### Do this:
Extract every line that includes the string "interfaces".

(Stored data)
* start *

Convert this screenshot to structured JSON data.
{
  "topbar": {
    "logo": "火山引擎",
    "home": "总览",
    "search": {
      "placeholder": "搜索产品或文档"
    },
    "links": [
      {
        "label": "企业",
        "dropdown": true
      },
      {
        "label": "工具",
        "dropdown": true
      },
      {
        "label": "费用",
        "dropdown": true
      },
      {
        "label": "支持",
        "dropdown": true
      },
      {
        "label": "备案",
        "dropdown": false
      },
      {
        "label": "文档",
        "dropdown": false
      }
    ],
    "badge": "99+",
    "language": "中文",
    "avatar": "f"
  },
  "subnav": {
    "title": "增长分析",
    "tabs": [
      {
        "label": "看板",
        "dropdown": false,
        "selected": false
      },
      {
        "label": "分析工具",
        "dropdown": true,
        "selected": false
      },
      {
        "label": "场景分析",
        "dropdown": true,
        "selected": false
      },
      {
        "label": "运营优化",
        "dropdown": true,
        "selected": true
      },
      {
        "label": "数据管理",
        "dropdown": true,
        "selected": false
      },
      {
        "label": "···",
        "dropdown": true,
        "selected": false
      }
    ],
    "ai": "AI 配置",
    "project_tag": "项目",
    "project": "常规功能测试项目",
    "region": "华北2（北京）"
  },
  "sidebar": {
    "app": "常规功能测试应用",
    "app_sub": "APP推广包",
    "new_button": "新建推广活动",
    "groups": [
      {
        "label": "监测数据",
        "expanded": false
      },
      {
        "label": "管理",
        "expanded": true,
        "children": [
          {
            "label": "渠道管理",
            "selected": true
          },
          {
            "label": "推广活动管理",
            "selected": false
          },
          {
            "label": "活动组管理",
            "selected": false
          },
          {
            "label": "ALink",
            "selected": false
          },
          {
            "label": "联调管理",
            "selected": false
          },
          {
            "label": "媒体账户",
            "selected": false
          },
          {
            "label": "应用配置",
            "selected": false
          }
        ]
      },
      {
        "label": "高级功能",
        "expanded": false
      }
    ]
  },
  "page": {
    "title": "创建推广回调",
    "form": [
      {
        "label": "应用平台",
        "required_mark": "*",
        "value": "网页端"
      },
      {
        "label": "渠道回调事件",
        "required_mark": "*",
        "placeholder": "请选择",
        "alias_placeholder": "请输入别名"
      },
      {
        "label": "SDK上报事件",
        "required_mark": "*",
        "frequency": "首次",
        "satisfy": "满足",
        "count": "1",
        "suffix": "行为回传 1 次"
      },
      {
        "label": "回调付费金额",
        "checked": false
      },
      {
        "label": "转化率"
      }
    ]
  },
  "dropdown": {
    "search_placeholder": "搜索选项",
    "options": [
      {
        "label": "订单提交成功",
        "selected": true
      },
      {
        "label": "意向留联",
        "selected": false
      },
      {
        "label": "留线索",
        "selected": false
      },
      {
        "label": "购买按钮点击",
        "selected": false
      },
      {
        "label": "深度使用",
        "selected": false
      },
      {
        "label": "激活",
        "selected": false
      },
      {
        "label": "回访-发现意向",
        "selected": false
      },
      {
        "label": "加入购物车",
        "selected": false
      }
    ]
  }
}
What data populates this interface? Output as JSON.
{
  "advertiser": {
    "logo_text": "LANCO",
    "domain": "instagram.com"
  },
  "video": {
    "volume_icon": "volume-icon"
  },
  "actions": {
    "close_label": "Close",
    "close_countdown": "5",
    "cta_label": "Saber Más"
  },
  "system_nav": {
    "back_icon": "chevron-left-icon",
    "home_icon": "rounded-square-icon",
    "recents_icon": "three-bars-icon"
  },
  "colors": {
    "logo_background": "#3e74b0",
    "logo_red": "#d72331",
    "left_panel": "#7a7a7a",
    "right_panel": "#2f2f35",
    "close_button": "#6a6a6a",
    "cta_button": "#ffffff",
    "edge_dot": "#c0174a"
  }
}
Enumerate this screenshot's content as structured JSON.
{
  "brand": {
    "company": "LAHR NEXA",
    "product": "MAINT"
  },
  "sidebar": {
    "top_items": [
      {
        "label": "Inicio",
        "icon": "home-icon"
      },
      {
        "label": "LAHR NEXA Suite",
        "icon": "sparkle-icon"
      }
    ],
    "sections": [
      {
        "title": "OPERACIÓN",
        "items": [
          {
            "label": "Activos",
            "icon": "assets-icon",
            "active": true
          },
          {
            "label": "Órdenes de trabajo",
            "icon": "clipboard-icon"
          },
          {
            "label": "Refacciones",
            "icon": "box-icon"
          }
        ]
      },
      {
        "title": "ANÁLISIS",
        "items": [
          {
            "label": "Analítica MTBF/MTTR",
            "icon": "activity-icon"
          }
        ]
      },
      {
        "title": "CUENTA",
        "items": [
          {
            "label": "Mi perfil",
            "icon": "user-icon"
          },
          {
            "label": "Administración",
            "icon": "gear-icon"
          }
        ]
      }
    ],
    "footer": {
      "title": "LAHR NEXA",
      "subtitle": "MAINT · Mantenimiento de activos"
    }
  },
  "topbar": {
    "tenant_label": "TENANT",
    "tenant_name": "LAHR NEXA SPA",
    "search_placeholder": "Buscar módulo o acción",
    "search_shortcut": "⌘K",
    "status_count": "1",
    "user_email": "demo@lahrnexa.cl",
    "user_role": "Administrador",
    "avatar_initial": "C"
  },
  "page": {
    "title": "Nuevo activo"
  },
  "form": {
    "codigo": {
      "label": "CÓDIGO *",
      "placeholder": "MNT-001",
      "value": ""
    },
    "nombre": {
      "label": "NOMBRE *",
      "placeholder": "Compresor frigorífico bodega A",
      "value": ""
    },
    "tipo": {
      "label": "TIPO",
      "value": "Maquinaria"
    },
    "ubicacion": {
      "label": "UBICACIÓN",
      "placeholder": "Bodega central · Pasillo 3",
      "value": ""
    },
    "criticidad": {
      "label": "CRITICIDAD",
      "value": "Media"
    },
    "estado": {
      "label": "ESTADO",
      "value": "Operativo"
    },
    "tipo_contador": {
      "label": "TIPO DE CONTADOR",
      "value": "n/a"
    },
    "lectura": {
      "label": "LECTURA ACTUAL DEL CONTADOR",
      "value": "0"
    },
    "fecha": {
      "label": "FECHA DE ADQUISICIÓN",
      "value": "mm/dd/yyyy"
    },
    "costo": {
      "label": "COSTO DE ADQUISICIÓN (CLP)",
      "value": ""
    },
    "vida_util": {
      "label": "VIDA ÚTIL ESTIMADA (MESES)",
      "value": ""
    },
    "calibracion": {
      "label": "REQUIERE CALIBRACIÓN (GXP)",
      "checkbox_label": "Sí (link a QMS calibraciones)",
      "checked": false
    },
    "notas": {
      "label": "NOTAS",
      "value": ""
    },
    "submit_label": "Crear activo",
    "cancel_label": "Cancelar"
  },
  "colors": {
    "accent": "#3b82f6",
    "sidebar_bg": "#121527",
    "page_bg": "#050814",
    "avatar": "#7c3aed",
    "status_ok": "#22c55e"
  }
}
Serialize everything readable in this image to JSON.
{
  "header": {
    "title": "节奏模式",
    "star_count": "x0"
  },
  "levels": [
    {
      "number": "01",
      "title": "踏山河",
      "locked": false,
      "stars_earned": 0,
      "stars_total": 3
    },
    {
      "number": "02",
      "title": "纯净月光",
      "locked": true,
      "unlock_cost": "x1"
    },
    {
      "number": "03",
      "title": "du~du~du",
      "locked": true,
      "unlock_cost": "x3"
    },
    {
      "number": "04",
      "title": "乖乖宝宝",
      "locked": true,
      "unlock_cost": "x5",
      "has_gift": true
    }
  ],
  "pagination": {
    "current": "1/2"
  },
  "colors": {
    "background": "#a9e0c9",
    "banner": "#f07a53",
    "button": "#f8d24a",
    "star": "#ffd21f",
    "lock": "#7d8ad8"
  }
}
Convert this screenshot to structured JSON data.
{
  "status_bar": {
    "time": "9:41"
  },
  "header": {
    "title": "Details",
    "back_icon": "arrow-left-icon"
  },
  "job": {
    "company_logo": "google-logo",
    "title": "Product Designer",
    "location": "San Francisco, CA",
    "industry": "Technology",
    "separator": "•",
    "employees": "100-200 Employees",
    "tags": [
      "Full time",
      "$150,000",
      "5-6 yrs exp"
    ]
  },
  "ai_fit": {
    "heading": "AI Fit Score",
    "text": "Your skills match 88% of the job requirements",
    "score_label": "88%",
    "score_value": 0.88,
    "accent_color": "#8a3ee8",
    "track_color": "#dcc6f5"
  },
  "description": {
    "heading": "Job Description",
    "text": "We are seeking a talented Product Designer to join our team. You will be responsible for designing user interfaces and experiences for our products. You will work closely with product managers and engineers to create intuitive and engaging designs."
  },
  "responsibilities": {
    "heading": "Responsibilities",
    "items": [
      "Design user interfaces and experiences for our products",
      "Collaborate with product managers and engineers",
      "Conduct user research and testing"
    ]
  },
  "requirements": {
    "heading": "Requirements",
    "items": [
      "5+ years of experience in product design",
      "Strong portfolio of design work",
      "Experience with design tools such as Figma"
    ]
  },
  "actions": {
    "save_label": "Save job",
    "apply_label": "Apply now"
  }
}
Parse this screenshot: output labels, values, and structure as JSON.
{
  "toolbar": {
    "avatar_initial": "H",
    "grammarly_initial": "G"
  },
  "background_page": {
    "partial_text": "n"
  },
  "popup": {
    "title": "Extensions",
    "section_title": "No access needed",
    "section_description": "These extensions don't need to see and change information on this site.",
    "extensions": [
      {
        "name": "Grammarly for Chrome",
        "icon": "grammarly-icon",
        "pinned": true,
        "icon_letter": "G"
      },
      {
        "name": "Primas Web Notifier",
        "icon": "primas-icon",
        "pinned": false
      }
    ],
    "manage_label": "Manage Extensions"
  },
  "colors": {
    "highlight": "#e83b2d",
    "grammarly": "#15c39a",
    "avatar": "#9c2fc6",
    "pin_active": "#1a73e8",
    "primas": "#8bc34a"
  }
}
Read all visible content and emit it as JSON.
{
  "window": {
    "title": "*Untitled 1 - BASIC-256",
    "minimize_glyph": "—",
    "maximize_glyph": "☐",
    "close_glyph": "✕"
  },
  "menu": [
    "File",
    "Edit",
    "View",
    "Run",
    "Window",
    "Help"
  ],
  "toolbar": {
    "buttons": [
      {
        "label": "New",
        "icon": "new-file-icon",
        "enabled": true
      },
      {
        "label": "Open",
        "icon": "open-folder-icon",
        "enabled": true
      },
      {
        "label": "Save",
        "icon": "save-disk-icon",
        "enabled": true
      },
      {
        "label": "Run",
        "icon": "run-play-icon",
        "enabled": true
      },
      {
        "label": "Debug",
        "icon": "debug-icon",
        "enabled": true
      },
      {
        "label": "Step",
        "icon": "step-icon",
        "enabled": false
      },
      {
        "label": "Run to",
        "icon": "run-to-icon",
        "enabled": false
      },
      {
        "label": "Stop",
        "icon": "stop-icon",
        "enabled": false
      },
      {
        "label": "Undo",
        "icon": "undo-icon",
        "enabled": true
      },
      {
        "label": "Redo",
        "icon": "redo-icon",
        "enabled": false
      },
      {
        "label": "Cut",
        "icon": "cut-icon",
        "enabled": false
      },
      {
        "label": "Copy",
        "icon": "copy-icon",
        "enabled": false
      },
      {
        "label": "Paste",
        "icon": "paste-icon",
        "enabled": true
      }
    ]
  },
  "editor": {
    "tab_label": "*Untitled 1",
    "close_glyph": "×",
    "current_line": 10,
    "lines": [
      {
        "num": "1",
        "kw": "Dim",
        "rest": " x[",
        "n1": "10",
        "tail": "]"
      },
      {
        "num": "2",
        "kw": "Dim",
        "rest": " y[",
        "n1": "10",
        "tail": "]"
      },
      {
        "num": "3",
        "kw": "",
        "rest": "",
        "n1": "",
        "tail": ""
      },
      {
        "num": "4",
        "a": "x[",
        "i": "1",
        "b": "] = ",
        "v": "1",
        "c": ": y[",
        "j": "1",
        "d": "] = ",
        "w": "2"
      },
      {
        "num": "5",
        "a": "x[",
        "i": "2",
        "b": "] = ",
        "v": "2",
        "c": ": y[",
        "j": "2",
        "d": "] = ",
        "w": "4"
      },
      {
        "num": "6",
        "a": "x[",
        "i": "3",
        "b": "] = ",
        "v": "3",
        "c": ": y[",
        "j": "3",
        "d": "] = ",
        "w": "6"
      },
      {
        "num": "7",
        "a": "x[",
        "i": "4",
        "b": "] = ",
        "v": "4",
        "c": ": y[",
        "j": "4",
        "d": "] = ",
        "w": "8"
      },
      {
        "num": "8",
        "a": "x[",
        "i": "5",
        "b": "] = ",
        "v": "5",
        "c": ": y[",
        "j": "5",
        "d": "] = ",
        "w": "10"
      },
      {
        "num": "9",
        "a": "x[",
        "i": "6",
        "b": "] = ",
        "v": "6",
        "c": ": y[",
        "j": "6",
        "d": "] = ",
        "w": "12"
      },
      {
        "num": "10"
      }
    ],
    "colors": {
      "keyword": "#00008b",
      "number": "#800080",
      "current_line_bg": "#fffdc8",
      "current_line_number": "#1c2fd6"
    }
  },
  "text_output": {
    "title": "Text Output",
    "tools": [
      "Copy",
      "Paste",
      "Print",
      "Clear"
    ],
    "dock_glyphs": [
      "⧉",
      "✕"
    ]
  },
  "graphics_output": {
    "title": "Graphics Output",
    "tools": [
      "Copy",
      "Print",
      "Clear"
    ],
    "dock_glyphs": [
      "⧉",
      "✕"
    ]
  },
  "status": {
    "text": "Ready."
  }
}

* end *

### Response to the task:
    "text": "We are seeking a talented Product Designer to join our team. You will be responsible for designing user interfaces and experiences for our products. You will work closely with product managers and engineers to create intuitive and engaging designs."
      "Design user interfaces and experiences for our products",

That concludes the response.